%%

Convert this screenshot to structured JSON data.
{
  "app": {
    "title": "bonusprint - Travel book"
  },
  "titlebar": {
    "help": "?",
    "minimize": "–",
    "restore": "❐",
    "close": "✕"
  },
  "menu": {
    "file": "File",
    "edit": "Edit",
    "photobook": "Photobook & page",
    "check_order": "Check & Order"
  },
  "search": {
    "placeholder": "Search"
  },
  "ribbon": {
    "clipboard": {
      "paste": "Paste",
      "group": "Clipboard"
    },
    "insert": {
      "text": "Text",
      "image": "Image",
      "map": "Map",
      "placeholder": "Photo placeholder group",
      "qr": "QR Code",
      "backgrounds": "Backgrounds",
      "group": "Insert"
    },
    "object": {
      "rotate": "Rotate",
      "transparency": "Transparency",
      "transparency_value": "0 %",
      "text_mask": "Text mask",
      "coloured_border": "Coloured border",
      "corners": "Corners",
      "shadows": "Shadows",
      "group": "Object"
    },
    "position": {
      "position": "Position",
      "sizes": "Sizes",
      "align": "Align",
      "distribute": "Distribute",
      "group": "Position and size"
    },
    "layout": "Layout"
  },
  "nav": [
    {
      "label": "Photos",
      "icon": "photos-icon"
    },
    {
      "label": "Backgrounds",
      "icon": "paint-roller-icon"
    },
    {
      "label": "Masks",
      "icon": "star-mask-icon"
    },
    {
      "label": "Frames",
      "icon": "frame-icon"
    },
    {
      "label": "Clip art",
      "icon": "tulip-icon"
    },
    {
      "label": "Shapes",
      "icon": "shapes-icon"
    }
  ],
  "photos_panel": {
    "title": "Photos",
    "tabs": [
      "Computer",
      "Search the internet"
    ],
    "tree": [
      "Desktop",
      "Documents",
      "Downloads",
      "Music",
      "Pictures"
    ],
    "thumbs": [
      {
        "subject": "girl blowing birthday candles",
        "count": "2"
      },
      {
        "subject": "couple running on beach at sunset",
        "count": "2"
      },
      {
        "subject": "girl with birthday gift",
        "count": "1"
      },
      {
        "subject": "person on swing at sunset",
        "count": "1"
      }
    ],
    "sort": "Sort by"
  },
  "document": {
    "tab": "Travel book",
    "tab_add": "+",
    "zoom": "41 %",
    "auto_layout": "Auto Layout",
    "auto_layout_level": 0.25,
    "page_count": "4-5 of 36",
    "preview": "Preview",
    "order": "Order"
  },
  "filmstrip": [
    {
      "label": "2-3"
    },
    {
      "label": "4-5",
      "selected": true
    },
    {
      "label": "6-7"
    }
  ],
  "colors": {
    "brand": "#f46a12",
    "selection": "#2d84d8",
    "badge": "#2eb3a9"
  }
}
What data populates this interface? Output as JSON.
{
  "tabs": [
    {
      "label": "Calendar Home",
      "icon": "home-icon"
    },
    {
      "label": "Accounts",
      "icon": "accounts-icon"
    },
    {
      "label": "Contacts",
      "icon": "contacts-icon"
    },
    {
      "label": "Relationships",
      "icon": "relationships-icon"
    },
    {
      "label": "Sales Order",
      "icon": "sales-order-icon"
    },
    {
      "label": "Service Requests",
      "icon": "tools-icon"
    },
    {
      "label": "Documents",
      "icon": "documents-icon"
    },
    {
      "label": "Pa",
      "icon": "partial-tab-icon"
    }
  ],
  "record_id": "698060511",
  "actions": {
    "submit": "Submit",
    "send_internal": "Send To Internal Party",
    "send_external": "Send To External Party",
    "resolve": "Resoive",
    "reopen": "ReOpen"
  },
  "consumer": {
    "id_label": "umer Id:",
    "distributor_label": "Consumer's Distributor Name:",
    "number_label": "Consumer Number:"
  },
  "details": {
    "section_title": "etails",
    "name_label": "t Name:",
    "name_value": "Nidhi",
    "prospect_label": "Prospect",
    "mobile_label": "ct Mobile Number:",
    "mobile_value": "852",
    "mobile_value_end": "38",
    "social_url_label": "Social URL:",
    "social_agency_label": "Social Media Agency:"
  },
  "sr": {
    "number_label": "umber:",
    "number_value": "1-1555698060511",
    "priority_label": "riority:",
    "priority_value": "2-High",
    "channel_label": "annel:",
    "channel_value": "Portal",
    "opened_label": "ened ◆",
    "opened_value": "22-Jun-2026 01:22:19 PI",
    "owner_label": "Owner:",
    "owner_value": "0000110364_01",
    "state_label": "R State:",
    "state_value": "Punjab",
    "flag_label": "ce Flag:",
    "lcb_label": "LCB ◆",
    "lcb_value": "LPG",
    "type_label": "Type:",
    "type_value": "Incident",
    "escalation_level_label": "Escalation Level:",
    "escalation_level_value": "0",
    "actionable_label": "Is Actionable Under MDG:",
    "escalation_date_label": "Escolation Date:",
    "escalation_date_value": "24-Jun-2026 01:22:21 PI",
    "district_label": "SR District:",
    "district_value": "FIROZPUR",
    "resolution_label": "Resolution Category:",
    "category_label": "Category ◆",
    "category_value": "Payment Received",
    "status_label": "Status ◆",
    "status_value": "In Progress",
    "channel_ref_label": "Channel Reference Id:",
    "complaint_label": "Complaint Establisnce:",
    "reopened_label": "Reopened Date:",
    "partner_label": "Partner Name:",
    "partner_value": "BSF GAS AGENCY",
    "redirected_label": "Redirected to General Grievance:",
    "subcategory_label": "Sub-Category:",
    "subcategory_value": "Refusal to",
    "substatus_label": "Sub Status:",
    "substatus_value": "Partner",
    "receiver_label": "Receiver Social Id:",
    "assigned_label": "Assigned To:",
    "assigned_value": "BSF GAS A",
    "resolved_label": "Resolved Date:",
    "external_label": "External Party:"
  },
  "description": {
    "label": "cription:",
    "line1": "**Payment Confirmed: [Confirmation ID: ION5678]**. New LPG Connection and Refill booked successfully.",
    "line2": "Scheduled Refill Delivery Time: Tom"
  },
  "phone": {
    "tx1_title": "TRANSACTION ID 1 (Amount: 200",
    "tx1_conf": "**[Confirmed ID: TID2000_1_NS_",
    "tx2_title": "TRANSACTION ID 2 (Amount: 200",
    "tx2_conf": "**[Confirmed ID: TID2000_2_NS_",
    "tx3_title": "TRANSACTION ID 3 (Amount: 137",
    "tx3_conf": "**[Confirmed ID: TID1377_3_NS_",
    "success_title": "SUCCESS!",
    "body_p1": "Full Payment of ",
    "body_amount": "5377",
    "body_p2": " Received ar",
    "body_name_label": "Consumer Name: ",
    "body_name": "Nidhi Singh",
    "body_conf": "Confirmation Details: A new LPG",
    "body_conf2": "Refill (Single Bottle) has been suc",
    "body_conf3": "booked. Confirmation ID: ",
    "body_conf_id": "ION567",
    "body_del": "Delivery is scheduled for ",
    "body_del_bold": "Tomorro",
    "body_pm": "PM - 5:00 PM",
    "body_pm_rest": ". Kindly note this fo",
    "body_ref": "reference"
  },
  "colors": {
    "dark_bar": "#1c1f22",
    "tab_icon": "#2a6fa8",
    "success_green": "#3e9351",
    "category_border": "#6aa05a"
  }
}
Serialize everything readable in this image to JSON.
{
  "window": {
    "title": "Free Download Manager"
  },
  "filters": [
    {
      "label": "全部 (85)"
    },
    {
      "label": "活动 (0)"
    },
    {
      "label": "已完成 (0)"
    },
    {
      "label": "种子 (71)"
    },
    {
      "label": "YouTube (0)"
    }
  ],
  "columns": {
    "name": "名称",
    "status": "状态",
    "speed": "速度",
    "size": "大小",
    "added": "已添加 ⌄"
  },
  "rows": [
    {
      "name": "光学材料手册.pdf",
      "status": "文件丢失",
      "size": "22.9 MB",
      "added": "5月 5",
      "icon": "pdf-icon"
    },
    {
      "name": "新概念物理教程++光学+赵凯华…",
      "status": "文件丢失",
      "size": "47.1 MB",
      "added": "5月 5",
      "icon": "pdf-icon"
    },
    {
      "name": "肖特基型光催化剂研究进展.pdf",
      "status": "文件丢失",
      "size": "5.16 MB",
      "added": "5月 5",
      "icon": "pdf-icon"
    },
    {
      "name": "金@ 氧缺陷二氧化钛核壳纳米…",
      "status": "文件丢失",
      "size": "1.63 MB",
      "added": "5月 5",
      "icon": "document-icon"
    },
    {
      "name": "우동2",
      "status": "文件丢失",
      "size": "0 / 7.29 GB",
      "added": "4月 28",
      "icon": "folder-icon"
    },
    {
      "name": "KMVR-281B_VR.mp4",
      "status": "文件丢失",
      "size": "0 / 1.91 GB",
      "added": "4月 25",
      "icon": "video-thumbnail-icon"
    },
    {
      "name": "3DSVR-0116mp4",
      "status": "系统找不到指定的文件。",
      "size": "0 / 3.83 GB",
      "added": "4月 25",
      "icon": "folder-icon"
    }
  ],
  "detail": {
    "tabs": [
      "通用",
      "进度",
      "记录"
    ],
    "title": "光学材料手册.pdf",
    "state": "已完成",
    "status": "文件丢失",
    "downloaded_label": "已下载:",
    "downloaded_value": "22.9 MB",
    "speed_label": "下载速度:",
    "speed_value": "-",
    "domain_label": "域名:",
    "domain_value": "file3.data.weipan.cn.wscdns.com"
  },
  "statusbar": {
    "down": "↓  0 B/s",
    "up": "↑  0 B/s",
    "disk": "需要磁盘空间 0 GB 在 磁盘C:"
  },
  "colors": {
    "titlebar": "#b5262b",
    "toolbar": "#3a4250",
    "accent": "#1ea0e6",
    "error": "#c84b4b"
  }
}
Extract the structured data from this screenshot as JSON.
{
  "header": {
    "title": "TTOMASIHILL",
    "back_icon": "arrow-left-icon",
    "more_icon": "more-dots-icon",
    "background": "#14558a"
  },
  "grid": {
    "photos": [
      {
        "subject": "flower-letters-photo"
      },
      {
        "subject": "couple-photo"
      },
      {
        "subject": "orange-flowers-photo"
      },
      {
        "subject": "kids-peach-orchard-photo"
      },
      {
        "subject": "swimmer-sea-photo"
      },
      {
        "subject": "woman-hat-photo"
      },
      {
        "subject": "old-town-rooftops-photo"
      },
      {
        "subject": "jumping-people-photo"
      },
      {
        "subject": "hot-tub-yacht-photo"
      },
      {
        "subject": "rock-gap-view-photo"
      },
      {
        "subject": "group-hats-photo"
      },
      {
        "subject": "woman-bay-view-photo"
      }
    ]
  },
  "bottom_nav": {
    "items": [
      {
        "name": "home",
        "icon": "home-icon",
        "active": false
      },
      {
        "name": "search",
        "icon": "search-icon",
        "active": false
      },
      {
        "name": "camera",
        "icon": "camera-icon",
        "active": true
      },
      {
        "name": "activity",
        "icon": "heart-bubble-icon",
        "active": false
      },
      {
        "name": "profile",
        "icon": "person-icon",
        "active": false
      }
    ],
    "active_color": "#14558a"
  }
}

%%

Locate all lines that include the word "Send" and copy them out.

_ANSWER BELOW_
    "send_internal": "Send To Internal Party",
    "send_external": "Send To External Party",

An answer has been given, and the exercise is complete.